Problem: Below is a block of data; give all of it again word for word.

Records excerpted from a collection
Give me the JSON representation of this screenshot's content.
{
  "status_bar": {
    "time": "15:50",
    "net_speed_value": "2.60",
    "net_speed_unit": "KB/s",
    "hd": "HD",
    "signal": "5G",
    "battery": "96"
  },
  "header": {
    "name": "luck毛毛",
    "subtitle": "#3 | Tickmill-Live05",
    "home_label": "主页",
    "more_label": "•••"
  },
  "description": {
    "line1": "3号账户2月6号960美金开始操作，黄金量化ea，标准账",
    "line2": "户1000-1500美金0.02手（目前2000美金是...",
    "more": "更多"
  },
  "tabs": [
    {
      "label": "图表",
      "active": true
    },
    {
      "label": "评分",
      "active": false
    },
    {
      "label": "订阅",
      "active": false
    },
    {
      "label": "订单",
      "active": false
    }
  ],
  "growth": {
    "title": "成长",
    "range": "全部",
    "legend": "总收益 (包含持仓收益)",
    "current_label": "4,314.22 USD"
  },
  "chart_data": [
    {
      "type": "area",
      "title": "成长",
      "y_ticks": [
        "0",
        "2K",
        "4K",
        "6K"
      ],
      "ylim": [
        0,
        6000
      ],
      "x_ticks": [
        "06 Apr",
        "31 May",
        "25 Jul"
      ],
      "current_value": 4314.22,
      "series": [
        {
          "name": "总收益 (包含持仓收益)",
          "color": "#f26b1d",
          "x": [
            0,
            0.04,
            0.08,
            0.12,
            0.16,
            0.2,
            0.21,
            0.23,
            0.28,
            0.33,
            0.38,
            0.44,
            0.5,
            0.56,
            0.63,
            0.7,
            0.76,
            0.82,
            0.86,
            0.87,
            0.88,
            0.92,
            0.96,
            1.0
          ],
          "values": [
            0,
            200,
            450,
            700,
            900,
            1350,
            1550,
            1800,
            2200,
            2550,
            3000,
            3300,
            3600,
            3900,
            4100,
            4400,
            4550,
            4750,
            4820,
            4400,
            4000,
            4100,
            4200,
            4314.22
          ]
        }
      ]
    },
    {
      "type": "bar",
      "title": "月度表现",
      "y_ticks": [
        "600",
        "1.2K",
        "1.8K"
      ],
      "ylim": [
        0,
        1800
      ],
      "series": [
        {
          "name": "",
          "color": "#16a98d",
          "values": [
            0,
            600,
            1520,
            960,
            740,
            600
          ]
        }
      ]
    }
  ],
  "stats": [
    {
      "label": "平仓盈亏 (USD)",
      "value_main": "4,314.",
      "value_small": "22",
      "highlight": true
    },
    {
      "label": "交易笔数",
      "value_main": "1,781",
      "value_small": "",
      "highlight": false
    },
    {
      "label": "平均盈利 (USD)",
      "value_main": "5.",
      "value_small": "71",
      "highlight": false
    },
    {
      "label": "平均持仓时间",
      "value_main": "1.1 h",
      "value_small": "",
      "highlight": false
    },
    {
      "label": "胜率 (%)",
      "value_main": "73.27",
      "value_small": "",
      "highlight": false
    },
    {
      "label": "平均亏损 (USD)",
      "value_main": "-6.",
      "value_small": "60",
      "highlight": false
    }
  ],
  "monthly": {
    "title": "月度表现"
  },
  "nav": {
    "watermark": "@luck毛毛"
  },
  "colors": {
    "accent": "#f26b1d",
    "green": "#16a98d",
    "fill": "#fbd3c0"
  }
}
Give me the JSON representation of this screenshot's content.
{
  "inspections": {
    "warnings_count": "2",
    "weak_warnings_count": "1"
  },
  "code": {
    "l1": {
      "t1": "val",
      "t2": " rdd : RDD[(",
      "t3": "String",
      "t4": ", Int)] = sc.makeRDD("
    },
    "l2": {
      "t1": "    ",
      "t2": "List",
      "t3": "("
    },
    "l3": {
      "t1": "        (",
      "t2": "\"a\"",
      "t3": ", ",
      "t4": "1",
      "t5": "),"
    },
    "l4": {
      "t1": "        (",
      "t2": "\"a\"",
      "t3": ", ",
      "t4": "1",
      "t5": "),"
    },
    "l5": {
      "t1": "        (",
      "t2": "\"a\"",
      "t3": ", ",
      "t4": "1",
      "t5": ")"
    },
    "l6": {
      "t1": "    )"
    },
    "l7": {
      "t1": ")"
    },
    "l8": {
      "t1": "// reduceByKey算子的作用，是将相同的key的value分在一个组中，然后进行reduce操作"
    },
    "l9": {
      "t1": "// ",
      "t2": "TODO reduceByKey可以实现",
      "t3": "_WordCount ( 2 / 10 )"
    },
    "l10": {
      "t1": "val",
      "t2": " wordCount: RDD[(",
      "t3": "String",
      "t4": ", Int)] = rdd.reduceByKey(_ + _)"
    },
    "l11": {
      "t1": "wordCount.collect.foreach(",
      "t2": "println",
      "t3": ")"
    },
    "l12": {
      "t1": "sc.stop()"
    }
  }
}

Result of this exercise:
Give me the JSON representation of this screenshot's content.
{
  "status_bar": {
    "time": "15:50",
    "net_speed_value": "2.60",
    "net_speed_unit": "KB/s",
    "hd": "HD",
    "signal": "5G",
    "battery": "96"
  },
  "header": {
    "name": "luck毛毛",
    "subtitle": "#3 | Tickmill-Live05",
    "home_label": "主页",
    "more_label": "•••"
  },
  "description": {
    "line1": "3号账户2月6号960美金开始操作，黄金量化ea，标准账",
    "line2": "户1000-1500美金0.02手（目前2000美金是...",
    "more": "更多"
  },
  "tabs": [
    {
      "label": "图表",
      "active": true
    },
    {
      "label": "评分",
      "active": false
    },
    {
      "label": "订阅",
      "active": false
    },
    {
      "label": "订单",
      "active": false
    }
  ],
  "growth": {
    "title": "成长",
    "range": "全部",
    "legend": "总收益 (包含持仓收益)",
    "current_label": "4,314.22 USD"
  },
  "chart_data": [
    {
      "type": "area",
      "title": "成长",
      "y_ticks": [
        "0",
        "2K",
        "4K",
        "6K"
      ],
      "ylim": [
        0,
        6000
      ],
      "x_ticks": [
        "06 Apr",
        "31 May",
        "25 Jul"
      ],
      "current_value": 4314.22,
      "series": [
        {
          "name": "总收益 (包含持仓收益)",
          "color": "#f26b1d",
          "x": [
            0,
            0.04,
            0.08,
            0.12,
            0.16,
            0.2,
            0.21,
            0.23,
            0.28,
            0.33,
            0.38,
            0.44,
            0.5,
            0.56,
            0.63,
            0.7,
            0.76,
            0.82,
            0.86,
            0.87,
            0.88,
            0.92,
            0.96,
            1.0
          ],
          "values": [
            0,
            200,
            450,
            700,
            900,
            1350,
            1550,
            1800,
            2200,
            2550,
            3000,
            3300,
            3600,
            3900,
            4100,
            4400,
            4550,
            4750,
            4820,
            4400,
            4000,
            4100,
            4200,
            4314.22
          ]
        }
      ]
    },
    {
      "type": "bar",
      "title": "月度表现",
      "y_ticks": [
        "600",
        "1.2K",
        "1.8K"
      ],
      "ylim": [
        0,
        1800
      ],
      "series": [
        {
          "name": "",
          "color": "#16a98d",
          "values": [
            0,
            600,
            1520,
            960,
            740,
            600
          ]
        }
      ]
    }
  ],
  "stats": [
    {
      "label": "平仓盈亏 (USD)",
      "value_main": "4,314.",
      "value_small": "22",
      "highlight": true
    },
    {
      "label": "交易笔数",
      "value_main": "1,781",
      "value_small": "",
      "highlight": false
    },
    {
      "label": "平均盈利 (USD)",
      "value_main": "5.",
      "value_small": "71",
      "highlight": false
    },
    {
      "label": "平均持仓时间",
      "value_main": "1.1 h",
      "value_small": "",
      "highlight": false
    },
    {
      "label": "胜率 (%)",
      "value_main": "73.27",
      "value_small": "",
      "highlight": false
    },
    {
      "label": "平均亏损 (USD)",
      "value_main": "-6.",
      "value_small": "60",
      "highlight": false
    }
  ],
  "monthly": {
    "title": "月度表现"
  },
  "nav": {
    "watermark": "@luck毛毛"
  },
  "colors": {
    "accent": "#f26b1d",
    "green": "#16a98d",
    "fill": "#fbd3c0"
  }
}
Give me the JSON representation of this screenshot's content.
{
  "inspections": {
    "warnings_count": "2",
    "weak_warnings_count": "1"
  },
  "code": {
    "l1": {
      "t1": "val",
      "t2": " rdd : RDD[(",
      "t3": "String",
      "t4": ", Int)] = sc.makeRDD("
    },
    "l2": {
      "t1": "    ",
      "t2": "List",
      "t3": "("
    },
    "l3": {
      "t1": "        (",
      "t2": "\"a\"",
      "t3": ", ",
      "t4": "1",
      "t5": "),"
    },
    "l4": {
      "t1": "        (",
      "t2": "\"a\"",
      "t3": ", ",
      "t4": "1",
      "t5": "),"
    },
    "l5": {
      "t1": "        (",
      "t2": "\"a\"",
      "t3": ", ",
      "t4": "1",
      "t5": ")"
    },
    "l6": {
      "t1": "    )"
    },
    "l7": {
      "t1": ")"
    },
    "l8": {
      "t1": "// reduceByKey算子的作用，是将相同的key的value分在一个组中，然后进行reduce操作"
    },
    "l9": {
      "t1": "// ",
      "t2": "TODO reduceByKey可以实现",
      "t3": "_WordCount ( 2 / 10 )"
    },
    "l10": {
      "t1": "val",
      "t2": " wordCount: RDD[(",
      "t3": "String",
      "t4": ", Int)] = rdd.reduceByKey(_ + _)"
    },
    "l11": {
      "t1": "wordCount.collect.foreach(",
      "t2": "println",
      "t3": ")"
    },
    "l12": {
      "t1": "sc.stop()"
    }
  }
}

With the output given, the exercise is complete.